__WHAT YOU SHOULD DO__:
Please read the post on the Baldy Mountain Creek diversion and say what is located at the Cal-Trans Turnout along Hwy 74.

----- PAGE EXCERPT -----

Saturday, May 18, 2013

Cal-Trans Diversion of Baldy Mountain Creek Shut Down One Ecosystem and Destroyed Another

Google Maps
Off California State Route 74 from Hemet to Idyllwild there was a historical diversion of a major stream which totally shut down a major hydrological flow from a once beautiful pristine area for  which many biodiverse plants, animals, birds, etc were dependent upon and then they proceeded to straight channel it westward collapsing an entire mountainside of the South Fork of the San Jacinto River course. There are no historical accounts or other records of this ecological misdeed for which there was no purpose nor justified reason for doing so other than laziness and somehow profiting more on the deal. As the map shows  to those familiar with Hwy 74, this location along the highway is at the Cal-Trans Turnout where gravel bunkers are located and the South fork Trail head for hiking down to the San Jacinto River southern branch of the drainage area. The actual area where a bridge should have been constructed is just a couple hundred feet to the east of this turnout and has nothing more than a culvert for water drainage. Perhaps I should reveal what got my curiosity going about the major water course origins. Originally, I was never suspicious of any misdeeds. I simply wanted to know the seed source of the lower elevation plants I saw growing in a narrow canyon down to the floor of Cold & Dry Creek Canyons. For years I traveled to work back and forth up and down Hwy 74 to Hemet and back up the mountain. I'm obsessively curious about things I notice in the plant world along many roadways I travel. Take a look at these two photos which show a steep canyon which appears to have a wealth of water which support and large group of older growth Forest trees for which radically contrasts the surround Chaparral Plant community. So one day I stopped at a turn out east of the Strawberry Creek bridge over Hwy 74 and the photos below here reveal what I saw.

----- EXTRACTED MATERIAL -----

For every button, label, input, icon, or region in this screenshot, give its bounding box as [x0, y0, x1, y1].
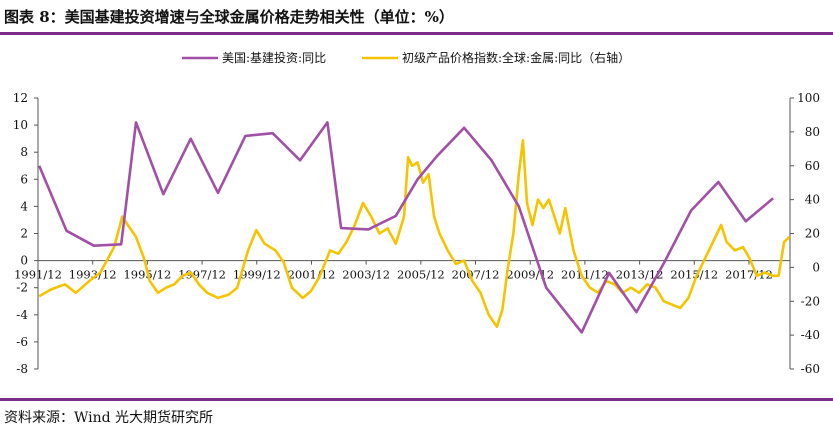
x-tick-label: 2001/12 [288, 268, 336, 282]
legend-label-us-infrastructure: 美国:基建投资:同比 [222, 50, 326, 65]
x-tick-label: 2007/12 [452, 268, 500, 282]
x-tick-label: 2017/12 [725, 268, 773, 282]
title-rule [0, 32, 833, 35]
legend-label-metal-price-index: 初级产品价格指数:全球:金属:同比（右轴） [402, 50, 630, 65]
x-tick-label: 1991/12 [14, 268, 62, 282]
right-tick-label: 100 [797, 91, 820, 105]
series-line-us-infrastructure [38, 121, 774, 334]
chart-title: 图表 8：美国基建投资增速与全球金属价格走势相关性（单位：%） [4, 8, 454, 26]
left-tick-label: 10 [13, 118, 28, 132]
left-tick-label: 2 [20, 227, 28, 241]
chart-area: -8-6-4-2024681012-60-40-2002040608010019… [13, 50, 820, 376]
left-tick-label: -8 [16, 362, 28, 376]
left-tick-label: 6 [20, 172, 28, 186]
left-tick-label: 12 [13, 91, 28, 105]
source-rule [0, 398, 833, 401]
x-tick-label: 2005/12 [397, 268, 445, 282]
right-tick-label: -60 [801, 362, 820, 376]
source-note: 资料来源：Wind 光大期货研究所 [4, 410, 214, 426]
x-tick-label: 1997/12 [178, 268, 226, 282]
x-tick-label: 2015/12 [670, 268, 718, 282]
series-line-metal-price-index [38, 139, 791, 328]
left-tick-label: 4 [20, 199, 28, 213]
right-tick-label: 60 [805, 159, 820, 173]
right-tick-label: 40 [805, 193, 820, 207]
x-tick-label: 2003/12 [342, 268, 390, 282]
x-tick-label: 2009/12 [506, 268, 554, 282]
right-tick-label: 80 [805, 125, 820, 139]
x-tick-label: 2011/12 [561, 268, 609, 282]
right-tick-label: -40 [801, 328, 820, 342]
x-tick-label: 1993/12 [69, 268, 117, 282]
left-tick-label: -6 [16, 335, 28, 349]
right-tick-label: 0 [812, 260, 820, 274]
left-tick-label: 0 [20, 254, 28, 268]
x-tick-label: 2013/12 [616, 268, 664, 282]
x-tick-label: 1999/12 [233, 268, 281, 282]
left-tick-label: 8 [20, 145, 28, 159]
left-tick-label: -2 [16, 281, 28, 295]
right-tick-label: 20 [805, 227, 820, 241]
left-tick-label: -4 [16, 308, 28, 322]
right-tick-label: -20 [801, 294, 820, 308]
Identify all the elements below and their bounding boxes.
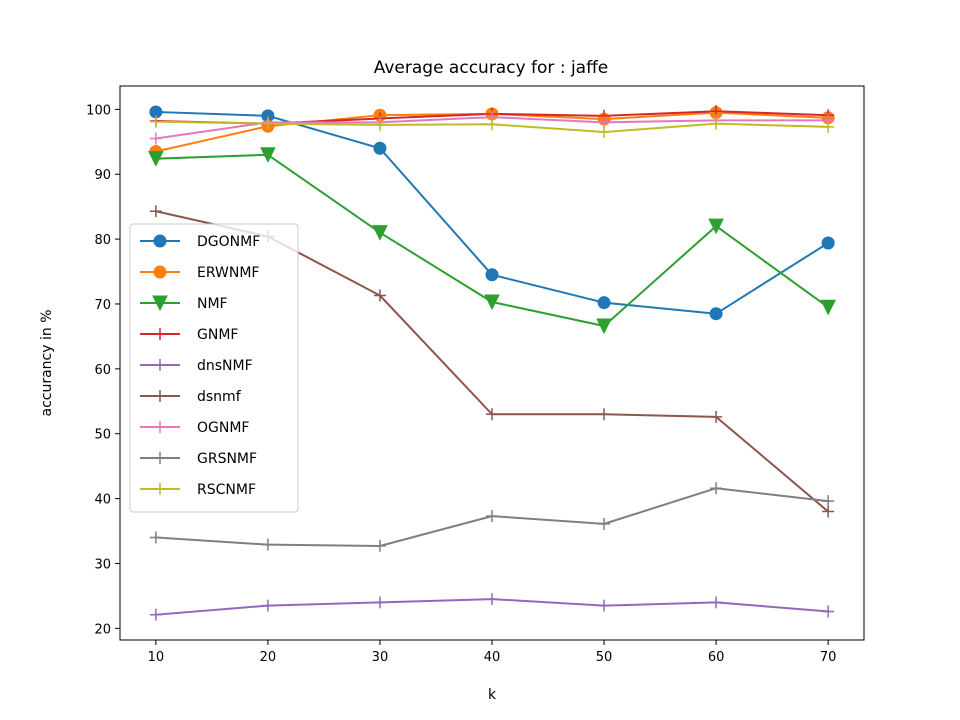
data-point-dsnmf — [598, 408, 611, 421]
data-point-rscnmf — [149, 115, 162, 128]
legend-label-dsnmf: dsnmf — [197, 389, 242, 405]
y-tick-label: 90 — [94, 168, 111, 183]
legend-box — [129, 223, 299, 513]
data-point-dgonmf — [597, 296, 611, 310]
data-point-dsnmf — [822, 505, 835, 518]
data-point-rscnmf — [373, 118, 386, 131]
legend-label-dgonmf: DGONMF — [197, 234, 260, 250]
data-point-dsnmf — [149, 205, 162, 218]
legend-label-ognmf: OGNMF — [197, 420, 249, 436]
y-tick-label: 100 — [86, 103, 111, 118]
data-point-grsnmf — [261, 538, 274, 551]
data-point-rscnmf — [822, 120, 835, 133]
data-point-dnsnmf — [598, 599, 611, 612]
data-point-grsnmf — [149, 531, 162, 544]
chart-title: Average accuracy for : jaffe — [374, 58, 609, 78]
data-point-dsnmf — [486, 408, 498, 421]
data-point-grsnmf — [710, 482, 723, 495]
data-point-dnsnmf — [486, 593, 498, 606]
legend-marker-grsnmf — [154, 452, 166, 464]
data-point-nmf — [820, 299, 836, 316]
x-tick-label: 50 — [596, 650, 613, 665]
y-tick-label: 40 — [94, 493, 111, 508]
data-point-rscnmf — [598, 126, 611, 139]
x-tick-label: 60 — [708, 650, 725, 665]
legend: DGONMF ERWNMF NMF GNMF dnsNMF dsnmf OGNMF GRSNM… — [129, 223, 299, 513]
legend-label-rscnmf: RSCNMF — [197, 482, 256, 498]
data-point-dsnmf — [373, 289, 386, 302]
data-point-nmf — [372, 225, 388, 241]
legend-marker-rscnmf — [154, 483, 166, 495]
x-axis-label: k — [488, 687, 497, 703]
data-point-dnsnmf — [822, 605, 835, 618]
series-markers — [148, 105, 836, 621]
legend-marker-dgonmf — [153, 234, 167, 248]
legend-marker-nmf — [152, 295, 168, 312]
data-point-dnsnmf — [373, 596, 386, 609]
y-tick-label: 50 — [94, 428, 111, 443]
data-point-nmf — [596, 318, 612, 335]
data-point-nmf — [484, 294, 500, 311]
data-point-dgonmf — [821, 236, 835, 250]
data-point-grsnmf — [373, 539, 386, 552]
x-tick-label: 70 — [820, 650, 837, 665]
legend-marker-ognmf — [154, 421, 166, 433]
y-tick-label: 30 — [94, 557, 111, 572]
y-tick-label: 70 — [94, 298, 111, 313]
data-point-grsnmf — [822, 495, 835, 508]
data-point-dnsnmf — [710, 596, 723, 609]
data-point-dgonmf — [709, 307, 723, 321]
y-tick-label: 60 — [94, 363, 111, 378]
axis-ticks: 10 20 30 40 50 60 70 20 30 40 50 60 70 80 90 100 — [86, 103, 836, 665]
data-point-dsnmf — [710, 410, 723, 423]
data-point-dnsnmf — [261, 599, 274, 612]
legend-marker-gnmf — [154, 328, 166, 340]
legend-label-nmf: NMF — [197, 296, 228, 312]
data-point-nmf — [708, 218, 724, 235]
data-point-rscnmf — [261, 117, 274, 130]
legend-label-gnmf: GNMF — [197, 327, 238, 343]
y-axis-label: accurancy in % — [39, 309, 55, 416]
data-point-nmf — [148, 151, 164, 167]
legend-label-dnsnmf: dnsNMF — [197, 358, 253, 374]
data-point-grsnmf — [486, 510, 498, 523]
data-point-dgonmf — [485, 268, 499, 282]
y-tick-label: 20 — [94, 622, 111, 637]
data-point-rscnmf — [710, 117, 723, 130]
x-tick-label: 30 — [372, 650, 389, 665]
legend-label-grsnmf: GRSNMF — [197, 451, 257, 467]
legend-marker-dnsnmf — [154, 359, 166, 371]
legend-label-erwnmf: ERWNMF — [197, 265, 259, 281]
data-point-grsnmf — [598, 517, 611, 530]
legend-marker-erwnmf — [153, 265, 167, 279]
x-tick-label: 20 — [260, 650, 277, 665]
data-point-nmf — [260, 147, 276, 163]
x-tick-label: 40 — [484, 650, 501, 665]
x-tick-label: 10 — [148, 650, 165, 665]
data-point-dnsnmf — [149, 608, 162, 621]
data-point-rscnmf — [486, 118, 498, 131]
legend-marker-dsnmf — [154, 390, 166, 402]
data-point-dgonmf — [373, 141, 387, 155]
plot-area-frame — [119, 85, 865, 641]
data-point-ognmf — [149, 132, 162, 145]
y-tick-label: 80 — [94, 233, 111, 248]
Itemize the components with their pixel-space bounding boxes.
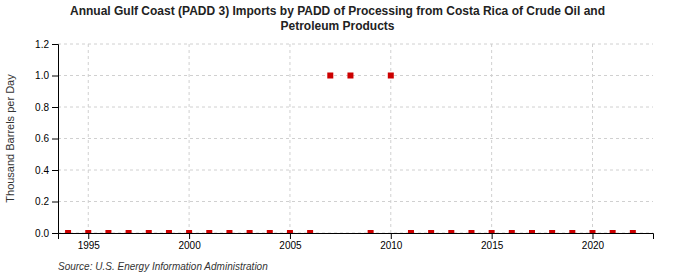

-----

__SOLUTION TO THE PROBLEM__:
Gravel bunkers and the South Fork Trail head for hiking down to the southern branch of the San Jacinto River.